[BEGIN Records supplied]

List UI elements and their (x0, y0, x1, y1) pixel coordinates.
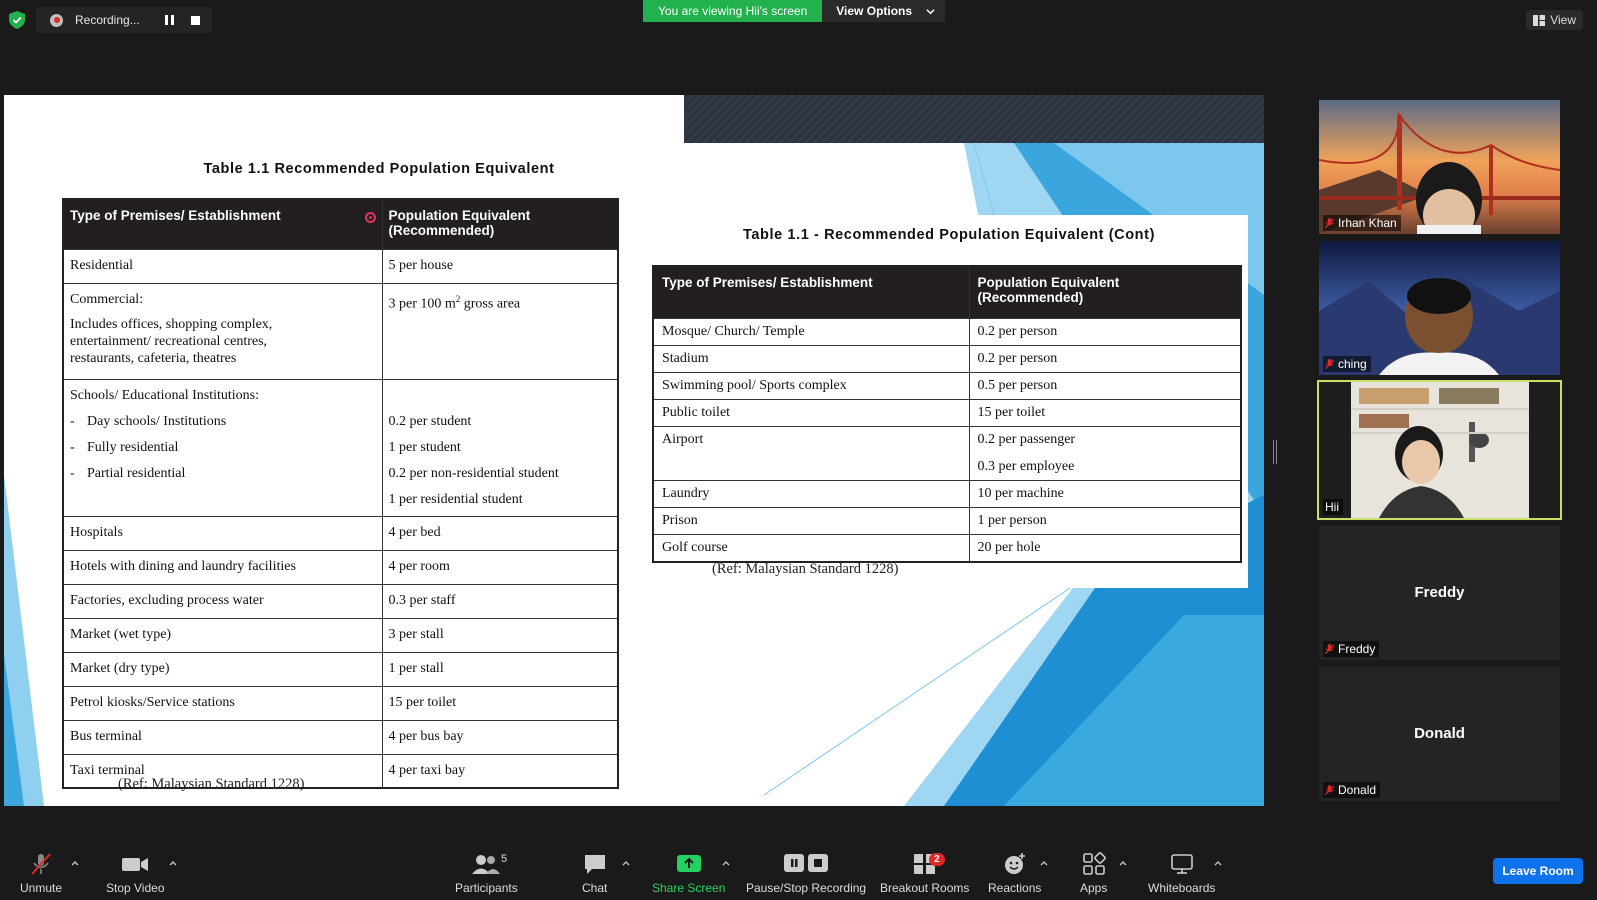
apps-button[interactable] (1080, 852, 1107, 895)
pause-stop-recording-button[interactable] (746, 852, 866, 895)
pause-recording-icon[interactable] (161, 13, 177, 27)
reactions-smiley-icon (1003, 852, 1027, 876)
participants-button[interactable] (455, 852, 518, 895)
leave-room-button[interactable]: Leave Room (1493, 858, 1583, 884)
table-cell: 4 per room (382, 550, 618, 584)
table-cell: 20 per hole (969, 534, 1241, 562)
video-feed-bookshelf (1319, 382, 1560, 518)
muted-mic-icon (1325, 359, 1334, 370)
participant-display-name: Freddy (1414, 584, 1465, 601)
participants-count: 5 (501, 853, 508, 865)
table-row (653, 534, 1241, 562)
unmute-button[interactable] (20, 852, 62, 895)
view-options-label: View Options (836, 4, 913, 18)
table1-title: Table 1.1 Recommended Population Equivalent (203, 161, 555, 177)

[END Records supplied]

Work required –
Reproduce every line of the rows above verbatim, leaving the picture out.

Exercise result –
List UI elements and their (x0, y0, x1, y1) pixel coordinates.
apps-button[interactable] (1080, 852, 1107, 895)
pause-stop-recording-button[interactable] (746, 852, 866, 895)
pause-recording-icon[interactable] (161, 13, 177, 27)
reactions-smiley-icon (1003, 852, 1027, 876)
participants-button[interactable] (455, 852, 518, 895)
leave-room-button[interactable]: Leave Room (1493, 858, 1583, 884)
table-cell: 4 per room (382, 550, 618, 584)
table-cell: 20 per hole (969, 534, 1241, 562)
video-feed-bookshelf (1319, 382, 1560, 518)
muted-mic-icon (1325, 359, 1334, 370)
participant-display-name: Freddy (1414, 584, 1465, 601)
participants-count: 5 (501, 853, 508, 865)
table-row (653, 534, 1241, 562)
unmute-button[interactable] (20, 852, 62, 895)
view-options-label: View Options (836, 4, 913, 18)
table1-title: Table 1.1 Recommended Population Equivalent (203, 161, 555, 177)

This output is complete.